● Consigna A
Responde estas preguntas sobre el pasaje acerca de Lutero:
(i) ¿Qué obra le entregó el maestro de novicios a Lutero cuando entró en el convento?
(ii) ¿Qué promesa había recibido Lutero al entrar en el convento?
(iii) ¿Cómo se describe el primer año de Lutero en el convento?

● Pasaje proporcionado
A pesar de su entrega y dedicación, Lutero no encontró la paz espiritual en la vida monástica. Por el contrario, su sensibilidad espiritual le conduciría por un camino muy diferente.
Aún más relevante que el avance en el terreno académico fue la evolución espiritual que experimentó el joven Martín durante aquellos años de juventud. El ambiente que Lutero encontró en el convento constituía una acentuación del espíritu católico de la Baja Edad Media que se resumía en un énfasis extraordinario en lo efímero de la vida presente y en la necesidad de prepararse para el Juicio de Dios del que podía depender el castigo eterno en el infierno o, aún para aquellos que fueran salvos, los tormentos prolongadísimos del Purgatorio. Esta cosmovisión puede resultar chocante para muchos de nuestros contemporáneos, pero resultaba indiscutiblemente cierta y clara para la mayoría de los contemporáneos de Lutero. Además era determinante ya que convertía, de forma lógica, los años de la vida presente en un simple estadio de preparación para la otra vida y contribuía a subrayar la necesidad que cada ser humano tiene de estar a bien con Dios.
Al entrar en el convento, Lutero había recibido la promesa de que la obediencia a la regla le garantizaría la vida eterna. Según propia confesión – y todo indica que no exageraba – “fui un buen monje, y cumplí estrictamente con mi orden, de tal manera que podría decir que si la vida monástica pudiera llevar a un hombre al cielo, yo habría entrado: todos mis compañeros que me conocieron puedan dar testimonio de ello”[1]. De hecho, por citar otra referencia autobiográfica, no tenía “otros pensamientos que los de guardar mi regla” [2]. Como ha señalado Lortz, la vida de Lutero en el monasterio no sólo fue correcta, sino que además en ella sólo buscó someterse a Dios [3]
Al entrar en el convento, el maestro de novicios le dio Las vidas de los Padres y durante un tiempo, el joven Martín se sintió sometido a la sugestión de aquellas existencias vividas en el ascetismo hasta el punto de que fantaseó con la idea de ser un santo que viviría en el desierto de algunas verduras, raíces y agua fría [4]. Además, Martín se entregó con entusiasmo al ayuno y a la oración sobrepasando el comportamiento habitual de otros monjes [5]. El primer año en el convento transcurrió “pacífico y tranquilo” [6], pero poco después comenzaron los problemas.

[Registros con cuadros etiquetados]
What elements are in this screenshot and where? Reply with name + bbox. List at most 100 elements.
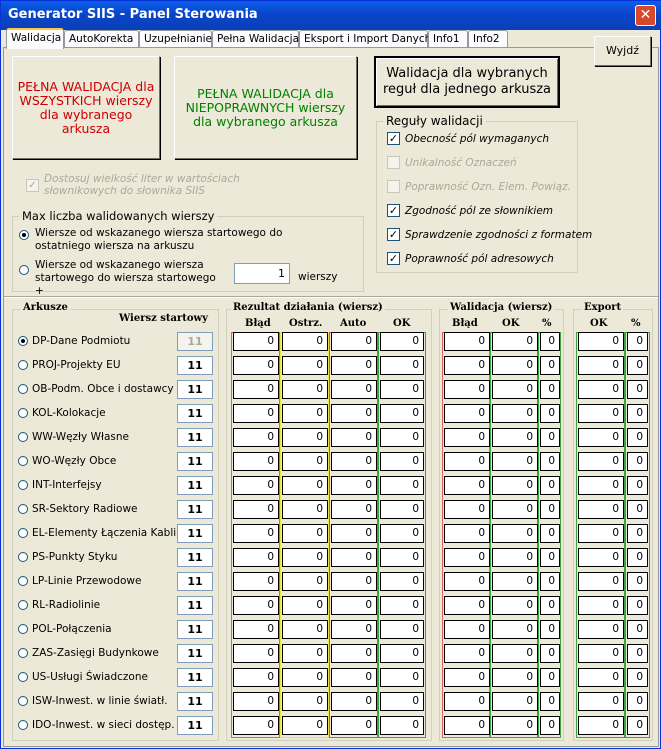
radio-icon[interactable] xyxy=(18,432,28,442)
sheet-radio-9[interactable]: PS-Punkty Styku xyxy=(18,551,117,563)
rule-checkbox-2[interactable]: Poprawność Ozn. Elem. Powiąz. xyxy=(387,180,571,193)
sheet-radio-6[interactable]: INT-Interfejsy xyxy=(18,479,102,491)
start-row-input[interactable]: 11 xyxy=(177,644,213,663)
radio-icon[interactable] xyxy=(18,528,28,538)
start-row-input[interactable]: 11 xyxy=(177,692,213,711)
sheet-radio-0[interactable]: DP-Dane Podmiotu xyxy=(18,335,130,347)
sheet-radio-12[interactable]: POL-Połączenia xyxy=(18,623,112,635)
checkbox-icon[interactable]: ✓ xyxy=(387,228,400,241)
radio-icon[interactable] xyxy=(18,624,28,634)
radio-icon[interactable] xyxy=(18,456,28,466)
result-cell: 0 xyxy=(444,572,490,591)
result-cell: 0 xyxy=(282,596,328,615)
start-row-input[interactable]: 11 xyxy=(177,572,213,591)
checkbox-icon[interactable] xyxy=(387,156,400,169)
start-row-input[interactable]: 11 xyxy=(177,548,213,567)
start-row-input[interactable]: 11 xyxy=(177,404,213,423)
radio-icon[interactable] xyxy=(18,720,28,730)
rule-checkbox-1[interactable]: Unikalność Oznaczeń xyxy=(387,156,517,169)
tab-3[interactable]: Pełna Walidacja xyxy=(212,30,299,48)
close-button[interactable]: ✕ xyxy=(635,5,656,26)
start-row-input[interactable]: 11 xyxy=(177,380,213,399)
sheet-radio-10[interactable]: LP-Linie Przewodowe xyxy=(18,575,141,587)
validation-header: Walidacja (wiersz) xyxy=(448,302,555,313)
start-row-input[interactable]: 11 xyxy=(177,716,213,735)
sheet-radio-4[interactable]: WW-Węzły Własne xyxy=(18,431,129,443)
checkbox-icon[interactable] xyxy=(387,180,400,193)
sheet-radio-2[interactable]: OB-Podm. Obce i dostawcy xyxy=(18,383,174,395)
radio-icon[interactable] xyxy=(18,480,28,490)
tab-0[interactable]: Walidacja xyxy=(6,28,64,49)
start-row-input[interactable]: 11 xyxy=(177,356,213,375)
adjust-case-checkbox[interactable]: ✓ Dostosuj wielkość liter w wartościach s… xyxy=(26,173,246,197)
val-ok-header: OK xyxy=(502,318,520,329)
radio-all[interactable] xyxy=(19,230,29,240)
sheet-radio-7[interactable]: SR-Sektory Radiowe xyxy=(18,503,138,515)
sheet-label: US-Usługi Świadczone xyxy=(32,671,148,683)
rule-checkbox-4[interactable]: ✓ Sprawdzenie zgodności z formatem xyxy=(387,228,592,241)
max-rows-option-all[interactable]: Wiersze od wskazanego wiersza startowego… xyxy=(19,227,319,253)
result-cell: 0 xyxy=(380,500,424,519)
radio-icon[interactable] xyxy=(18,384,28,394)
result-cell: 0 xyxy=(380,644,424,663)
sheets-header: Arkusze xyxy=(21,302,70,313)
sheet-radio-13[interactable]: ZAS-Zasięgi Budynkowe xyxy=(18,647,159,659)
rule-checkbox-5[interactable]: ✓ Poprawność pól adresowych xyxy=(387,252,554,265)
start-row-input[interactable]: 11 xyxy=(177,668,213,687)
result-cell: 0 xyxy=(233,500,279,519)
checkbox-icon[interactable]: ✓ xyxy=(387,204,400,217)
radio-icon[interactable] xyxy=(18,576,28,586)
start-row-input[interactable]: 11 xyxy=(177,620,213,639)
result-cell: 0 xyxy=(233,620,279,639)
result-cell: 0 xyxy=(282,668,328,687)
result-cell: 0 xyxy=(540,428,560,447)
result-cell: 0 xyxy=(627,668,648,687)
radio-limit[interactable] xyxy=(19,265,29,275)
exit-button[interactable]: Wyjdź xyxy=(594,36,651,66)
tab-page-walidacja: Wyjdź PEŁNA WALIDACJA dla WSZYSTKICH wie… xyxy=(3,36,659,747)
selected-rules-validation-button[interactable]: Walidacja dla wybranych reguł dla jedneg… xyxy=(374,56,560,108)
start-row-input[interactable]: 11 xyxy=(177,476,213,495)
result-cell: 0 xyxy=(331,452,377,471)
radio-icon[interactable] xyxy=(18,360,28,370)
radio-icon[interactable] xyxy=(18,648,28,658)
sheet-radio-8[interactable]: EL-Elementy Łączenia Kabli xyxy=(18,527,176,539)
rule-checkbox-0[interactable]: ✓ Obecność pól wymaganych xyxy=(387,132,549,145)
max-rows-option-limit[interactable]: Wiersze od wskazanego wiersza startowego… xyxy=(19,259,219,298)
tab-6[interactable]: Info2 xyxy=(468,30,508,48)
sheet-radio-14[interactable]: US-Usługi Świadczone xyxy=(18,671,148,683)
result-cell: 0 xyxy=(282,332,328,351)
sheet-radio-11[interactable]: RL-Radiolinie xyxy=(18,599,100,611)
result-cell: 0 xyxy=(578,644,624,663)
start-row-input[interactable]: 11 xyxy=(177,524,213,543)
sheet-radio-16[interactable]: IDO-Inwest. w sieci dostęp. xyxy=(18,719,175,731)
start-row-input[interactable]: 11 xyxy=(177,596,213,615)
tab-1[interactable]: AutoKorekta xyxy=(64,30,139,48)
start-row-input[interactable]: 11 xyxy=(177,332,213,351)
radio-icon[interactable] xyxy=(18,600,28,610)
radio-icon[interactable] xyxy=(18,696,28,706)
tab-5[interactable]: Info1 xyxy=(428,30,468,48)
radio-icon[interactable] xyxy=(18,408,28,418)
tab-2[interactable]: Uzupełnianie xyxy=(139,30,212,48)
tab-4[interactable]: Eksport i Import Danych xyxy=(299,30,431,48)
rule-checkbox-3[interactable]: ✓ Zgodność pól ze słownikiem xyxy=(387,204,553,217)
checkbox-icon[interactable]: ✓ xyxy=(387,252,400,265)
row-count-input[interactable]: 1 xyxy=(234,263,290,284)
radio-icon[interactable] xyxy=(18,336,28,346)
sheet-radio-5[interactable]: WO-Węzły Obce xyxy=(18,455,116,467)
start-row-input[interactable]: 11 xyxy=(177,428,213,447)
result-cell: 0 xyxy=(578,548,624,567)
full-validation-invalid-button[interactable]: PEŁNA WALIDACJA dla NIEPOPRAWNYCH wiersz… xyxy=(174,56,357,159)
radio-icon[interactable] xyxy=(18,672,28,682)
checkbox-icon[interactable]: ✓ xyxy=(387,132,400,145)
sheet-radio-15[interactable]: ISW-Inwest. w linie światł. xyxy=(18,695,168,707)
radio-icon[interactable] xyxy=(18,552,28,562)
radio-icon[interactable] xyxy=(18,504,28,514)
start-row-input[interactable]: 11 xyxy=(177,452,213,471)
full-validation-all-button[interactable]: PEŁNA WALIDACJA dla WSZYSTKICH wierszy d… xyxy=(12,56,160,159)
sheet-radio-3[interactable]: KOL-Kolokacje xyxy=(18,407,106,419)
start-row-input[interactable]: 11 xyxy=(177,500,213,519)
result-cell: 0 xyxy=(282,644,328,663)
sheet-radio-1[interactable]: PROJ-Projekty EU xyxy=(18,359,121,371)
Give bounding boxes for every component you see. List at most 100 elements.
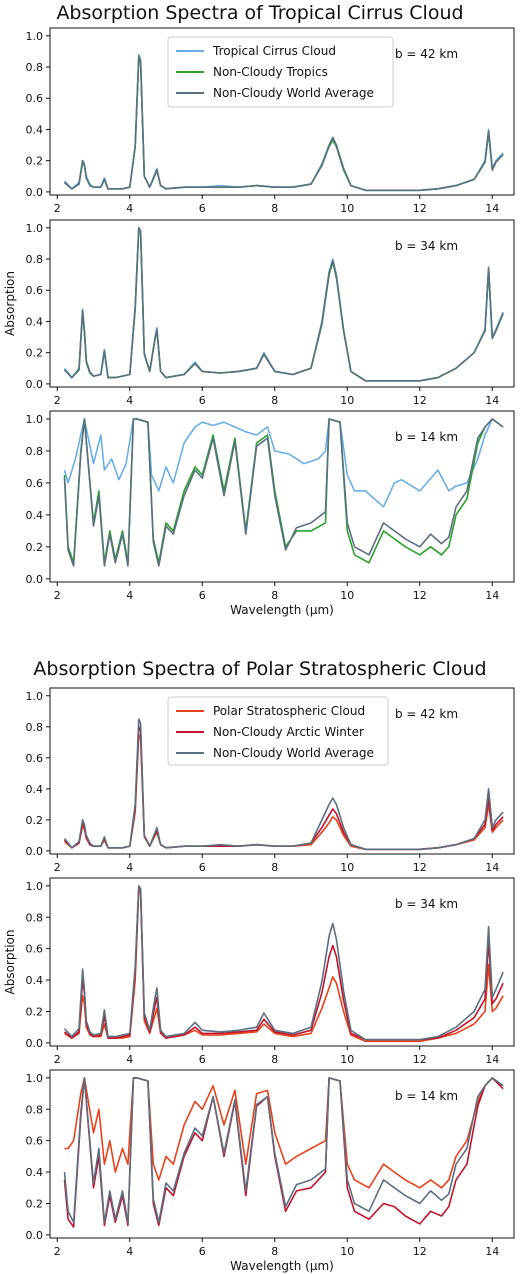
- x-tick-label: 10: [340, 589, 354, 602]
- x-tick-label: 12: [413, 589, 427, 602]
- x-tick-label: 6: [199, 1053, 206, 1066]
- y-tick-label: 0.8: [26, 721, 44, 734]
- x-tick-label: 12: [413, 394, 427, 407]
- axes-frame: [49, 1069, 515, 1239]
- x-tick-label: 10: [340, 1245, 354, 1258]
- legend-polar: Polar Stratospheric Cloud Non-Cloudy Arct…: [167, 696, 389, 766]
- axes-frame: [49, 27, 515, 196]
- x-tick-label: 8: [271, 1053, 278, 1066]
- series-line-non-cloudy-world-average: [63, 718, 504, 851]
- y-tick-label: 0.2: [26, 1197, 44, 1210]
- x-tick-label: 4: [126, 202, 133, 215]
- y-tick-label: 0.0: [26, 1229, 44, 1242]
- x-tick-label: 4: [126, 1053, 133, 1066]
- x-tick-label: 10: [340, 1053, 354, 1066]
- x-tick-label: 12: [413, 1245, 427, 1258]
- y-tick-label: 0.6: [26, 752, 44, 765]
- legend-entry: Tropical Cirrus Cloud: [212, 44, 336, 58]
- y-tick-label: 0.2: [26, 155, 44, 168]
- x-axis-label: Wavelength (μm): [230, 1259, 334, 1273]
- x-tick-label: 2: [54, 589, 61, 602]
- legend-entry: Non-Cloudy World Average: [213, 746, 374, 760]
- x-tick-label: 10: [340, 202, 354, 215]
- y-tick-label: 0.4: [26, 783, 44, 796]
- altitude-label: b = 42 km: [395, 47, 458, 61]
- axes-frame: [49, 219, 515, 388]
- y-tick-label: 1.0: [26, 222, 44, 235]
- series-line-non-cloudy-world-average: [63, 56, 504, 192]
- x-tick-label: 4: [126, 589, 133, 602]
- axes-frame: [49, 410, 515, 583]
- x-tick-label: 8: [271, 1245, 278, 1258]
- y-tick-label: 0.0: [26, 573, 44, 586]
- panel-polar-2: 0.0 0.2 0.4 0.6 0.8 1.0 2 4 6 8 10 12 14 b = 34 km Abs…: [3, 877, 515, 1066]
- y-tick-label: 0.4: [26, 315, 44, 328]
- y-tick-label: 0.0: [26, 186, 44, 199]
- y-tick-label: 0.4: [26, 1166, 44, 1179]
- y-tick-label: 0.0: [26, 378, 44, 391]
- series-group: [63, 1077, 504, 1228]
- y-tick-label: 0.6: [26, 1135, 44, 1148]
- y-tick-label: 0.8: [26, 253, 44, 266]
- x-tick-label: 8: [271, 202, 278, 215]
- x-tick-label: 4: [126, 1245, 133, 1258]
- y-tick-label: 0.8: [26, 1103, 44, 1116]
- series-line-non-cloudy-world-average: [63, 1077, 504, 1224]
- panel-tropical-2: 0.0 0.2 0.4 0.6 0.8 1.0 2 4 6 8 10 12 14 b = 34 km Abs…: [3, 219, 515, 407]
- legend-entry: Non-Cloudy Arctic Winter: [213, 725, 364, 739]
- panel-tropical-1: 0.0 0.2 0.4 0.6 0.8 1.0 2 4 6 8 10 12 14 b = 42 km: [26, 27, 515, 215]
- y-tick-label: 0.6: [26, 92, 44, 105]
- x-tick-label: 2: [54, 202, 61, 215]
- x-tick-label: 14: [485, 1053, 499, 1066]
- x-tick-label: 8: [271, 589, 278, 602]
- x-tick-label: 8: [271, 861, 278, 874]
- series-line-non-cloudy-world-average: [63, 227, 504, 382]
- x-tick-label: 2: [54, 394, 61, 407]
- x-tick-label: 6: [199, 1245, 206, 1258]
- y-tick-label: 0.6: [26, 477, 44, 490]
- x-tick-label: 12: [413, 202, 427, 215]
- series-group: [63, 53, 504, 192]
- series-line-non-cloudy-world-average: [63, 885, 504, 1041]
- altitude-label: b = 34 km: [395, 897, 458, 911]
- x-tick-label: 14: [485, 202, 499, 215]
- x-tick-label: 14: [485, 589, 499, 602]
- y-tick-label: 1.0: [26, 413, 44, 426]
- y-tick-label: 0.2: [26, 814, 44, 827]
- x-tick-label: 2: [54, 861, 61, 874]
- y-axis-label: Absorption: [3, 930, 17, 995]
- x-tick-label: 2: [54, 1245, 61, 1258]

● Consigna B
En las entradas, cambia "axes-frame" por "plot-frame" en todo lo que va desde la línea que contiene "- x-tick-label: 10: [340, 589, 354, 602]" hasta la línea que contiene "- x-tick-label: 10: [340, 1245, 354, 1258]", ambas incluidas, y deja lo demás igual. Devuelve solo esas líneas.

● Respuesta final A
(i) Le entregó Las vidas de los Padres.
(ii) Le prometieron que la obediencia a la regla le garantizaría la vida eterna.
(iii) Se describe como un año "pacífico y tranquilo".

● Respuesta final B
- x-tick-label: 10: [340, 589, 354, 602]
- x-tick-label: 12: [413, 589, 427, 602]
- x-tick-label: 6: [199, 1053, 206, 1066]
- y-tick-label: 0.8: [26, 721, 44, 734]
- x-tick-label: 12: [413, 394, 427, 407]
- plot-frame: [49, 1069, 515, 1239]
- x-tick-label: 10: [340, 1245, 354, 1258]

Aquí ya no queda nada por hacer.